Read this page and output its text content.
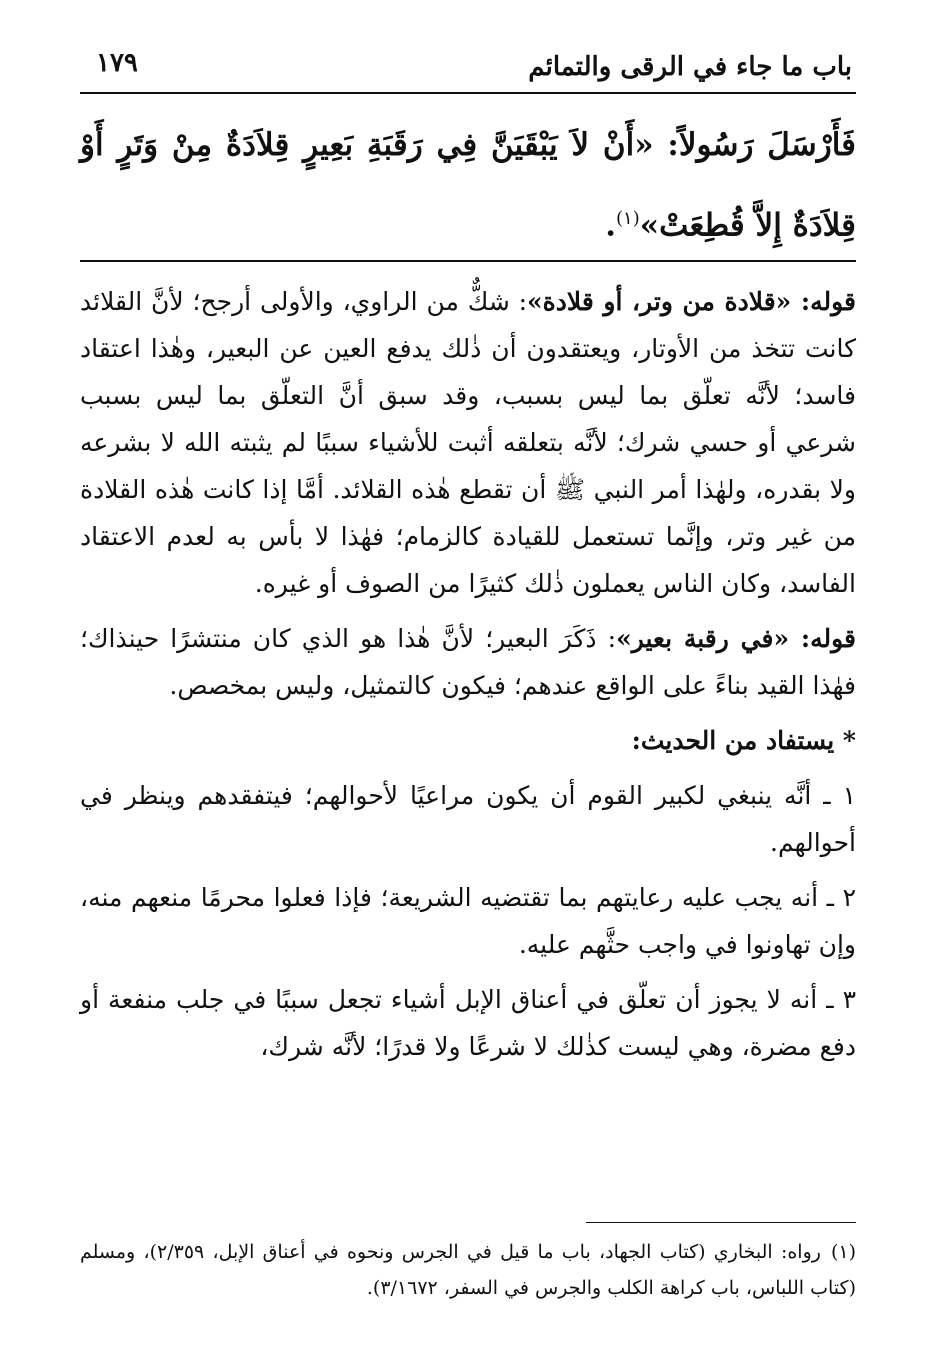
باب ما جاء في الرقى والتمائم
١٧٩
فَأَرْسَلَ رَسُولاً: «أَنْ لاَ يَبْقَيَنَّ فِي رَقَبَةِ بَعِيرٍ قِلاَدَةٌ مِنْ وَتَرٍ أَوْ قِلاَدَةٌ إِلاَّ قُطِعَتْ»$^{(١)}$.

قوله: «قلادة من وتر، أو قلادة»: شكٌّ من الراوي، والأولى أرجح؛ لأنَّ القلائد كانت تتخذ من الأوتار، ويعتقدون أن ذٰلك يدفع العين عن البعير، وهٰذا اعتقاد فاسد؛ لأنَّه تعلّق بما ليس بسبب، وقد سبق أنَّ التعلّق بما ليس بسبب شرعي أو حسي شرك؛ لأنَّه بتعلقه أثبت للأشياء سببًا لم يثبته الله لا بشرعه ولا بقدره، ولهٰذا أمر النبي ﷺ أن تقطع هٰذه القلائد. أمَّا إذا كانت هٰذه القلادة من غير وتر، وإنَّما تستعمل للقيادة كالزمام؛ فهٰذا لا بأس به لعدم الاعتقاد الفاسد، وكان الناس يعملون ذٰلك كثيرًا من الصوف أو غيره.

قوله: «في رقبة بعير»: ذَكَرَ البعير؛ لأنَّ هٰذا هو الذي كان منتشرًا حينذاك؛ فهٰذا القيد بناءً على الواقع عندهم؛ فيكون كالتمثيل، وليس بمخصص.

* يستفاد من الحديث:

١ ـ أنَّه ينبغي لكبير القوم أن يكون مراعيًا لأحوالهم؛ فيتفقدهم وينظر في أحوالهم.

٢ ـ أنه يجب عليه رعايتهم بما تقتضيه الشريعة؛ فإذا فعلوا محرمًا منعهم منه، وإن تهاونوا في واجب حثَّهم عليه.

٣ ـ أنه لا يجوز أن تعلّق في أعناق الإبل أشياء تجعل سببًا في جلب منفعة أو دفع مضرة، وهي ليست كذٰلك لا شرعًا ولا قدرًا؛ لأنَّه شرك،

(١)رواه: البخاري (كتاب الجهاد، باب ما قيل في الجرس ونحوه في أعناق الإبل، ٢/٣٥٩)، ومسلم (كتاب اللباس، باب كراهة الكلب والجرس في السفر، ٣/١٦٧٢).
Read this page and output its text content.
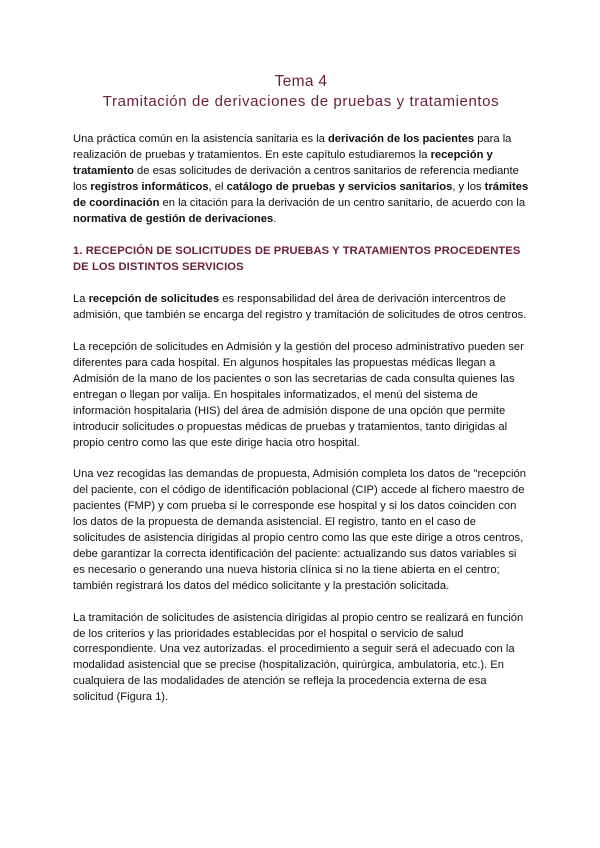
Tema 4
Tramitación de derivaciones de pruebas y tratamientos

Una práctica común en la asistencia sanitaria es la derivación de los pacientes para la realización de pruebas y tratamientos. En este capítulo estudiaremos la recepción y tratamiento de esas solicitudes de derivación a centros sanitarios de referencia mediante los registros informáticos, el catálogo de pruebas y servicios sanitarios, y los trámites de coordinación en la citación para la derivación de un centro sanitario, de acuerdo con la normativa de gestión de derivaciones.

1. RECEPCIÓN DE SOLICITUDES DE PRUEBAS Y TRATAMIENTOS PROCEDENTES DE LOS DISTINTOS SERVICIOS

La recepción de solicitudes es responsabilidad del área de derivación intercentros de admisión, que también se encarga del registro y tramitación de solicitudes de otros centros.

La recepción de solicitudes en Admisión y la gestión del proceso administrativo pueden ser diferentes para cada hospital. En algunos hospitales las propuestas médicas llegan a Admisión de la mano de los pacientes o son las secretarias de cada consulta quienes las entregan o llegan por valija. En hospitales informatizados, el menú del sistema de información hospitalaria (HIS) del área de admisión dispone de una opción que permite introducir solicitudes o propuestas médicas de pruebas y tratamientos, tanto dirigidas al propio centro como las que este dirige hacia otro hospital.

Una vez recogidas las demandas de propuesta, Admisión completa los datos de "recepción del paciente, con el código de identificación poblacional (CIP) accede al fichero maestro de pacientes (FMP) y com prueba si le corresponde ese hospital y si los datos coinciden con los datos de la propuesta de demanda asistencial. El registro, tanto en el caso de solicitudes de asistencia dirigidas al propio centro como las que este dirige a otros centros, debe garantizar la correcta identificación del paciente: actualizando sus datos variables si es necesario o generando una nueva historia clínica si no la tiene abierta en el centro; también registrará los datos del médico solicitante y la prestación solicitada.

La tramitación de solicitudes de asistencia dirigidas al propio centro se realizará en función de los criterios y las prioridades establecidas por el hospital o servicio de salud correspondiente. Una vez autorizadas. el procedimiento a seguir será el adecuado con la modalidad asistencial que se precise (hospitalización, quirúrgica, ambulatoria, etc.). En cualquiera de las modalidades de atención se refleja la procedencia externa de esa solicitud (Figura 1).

• • • • •

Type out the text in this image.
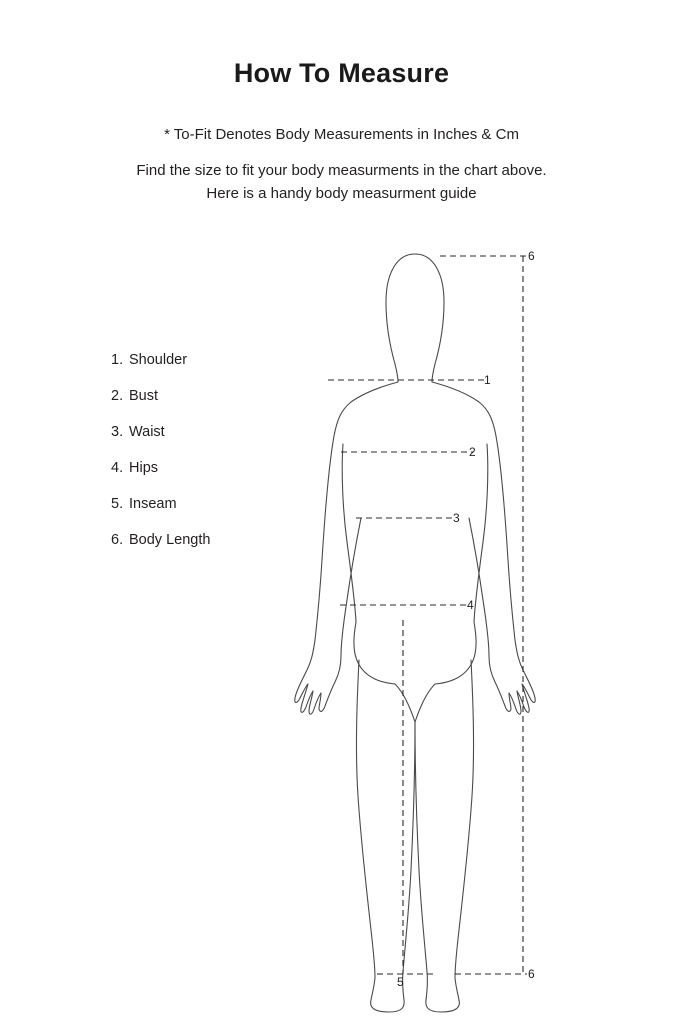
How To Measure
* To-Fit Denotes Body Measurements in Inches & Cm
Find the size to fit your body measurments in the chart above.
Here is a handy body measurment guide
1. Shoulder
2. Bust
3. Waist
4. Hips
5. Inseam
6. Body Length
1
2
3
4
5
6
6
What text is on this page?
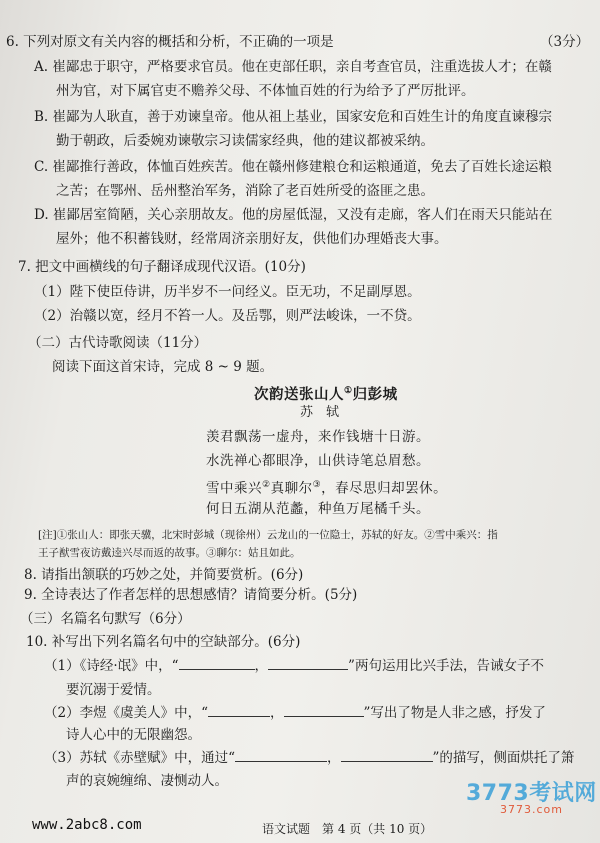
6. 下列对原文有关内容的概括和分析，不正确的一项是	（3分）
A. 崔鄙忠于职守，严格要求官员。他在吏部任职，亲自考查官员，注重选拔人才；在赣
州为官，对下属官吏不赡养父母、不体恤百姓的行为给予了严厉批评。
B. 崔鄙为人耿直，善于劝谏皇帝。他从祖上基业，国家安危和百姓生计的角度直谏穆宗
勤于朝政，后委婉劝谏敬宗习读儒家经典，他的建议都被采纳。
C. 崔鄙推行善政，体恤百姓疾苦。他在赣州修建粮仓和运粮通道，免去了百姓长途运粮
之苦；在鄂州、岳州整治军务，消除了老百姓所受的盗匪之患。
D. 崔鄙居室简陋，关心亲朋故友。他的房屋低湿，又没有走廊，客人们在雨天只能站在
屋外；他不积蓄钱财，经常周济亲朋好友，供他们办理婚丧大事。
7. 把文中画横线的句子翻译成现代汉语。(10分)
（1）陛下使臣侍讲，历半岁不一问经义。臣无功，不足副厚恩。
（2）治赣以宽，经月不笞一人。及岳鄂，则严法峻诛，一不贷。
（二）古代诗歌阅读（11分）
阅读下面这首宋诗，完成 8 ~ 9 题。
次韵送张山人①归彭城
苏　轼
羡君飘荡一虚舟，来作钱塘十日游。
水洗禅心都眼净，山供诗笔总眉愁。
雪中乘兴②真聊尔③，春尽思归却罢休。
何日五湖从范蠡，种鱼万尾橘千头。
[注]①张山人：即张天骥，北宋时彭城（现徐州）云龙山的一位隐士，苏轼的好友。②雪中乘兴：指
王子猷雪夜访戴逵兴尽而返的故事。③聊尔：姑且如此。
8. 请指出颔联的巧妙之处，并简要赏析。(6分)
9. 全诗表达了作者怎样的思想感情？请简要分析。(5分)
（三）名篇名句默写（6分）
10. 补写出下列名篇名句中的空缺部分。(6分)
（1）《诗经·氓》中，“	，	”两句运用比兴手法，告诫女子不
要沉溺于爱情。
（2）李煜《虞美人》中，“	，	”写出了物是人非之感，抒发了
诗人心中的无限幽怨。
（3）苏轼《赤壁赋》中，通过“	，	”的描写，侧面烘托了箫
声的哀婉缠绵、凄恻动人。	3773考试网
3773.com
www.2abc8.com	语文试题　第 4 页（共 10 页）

• • • • •

**What is asked**
Filter the records for lines holding the string "الإبل". Copy each one.

**Finished exercise**
٣ ـ أنه لا يجوز أن تعلّق في أعناق الإبل أشياء تجعل سببًا في جلب منفعة أو دفع مضرة، وهي ليست كذٰلك لا شرعًا ولا قدرًا؛ لأنَّه شرك،
(١)رواه: البخاري (كتاب الجهاد، باب ما قيل في الجرس ونحوه في أعناق الإبل، ٢/٣٥٩)، ومسلم (كتاب اللباس، باب كراهة الكلب والجرس في السفر، ٣/١٦٧٢).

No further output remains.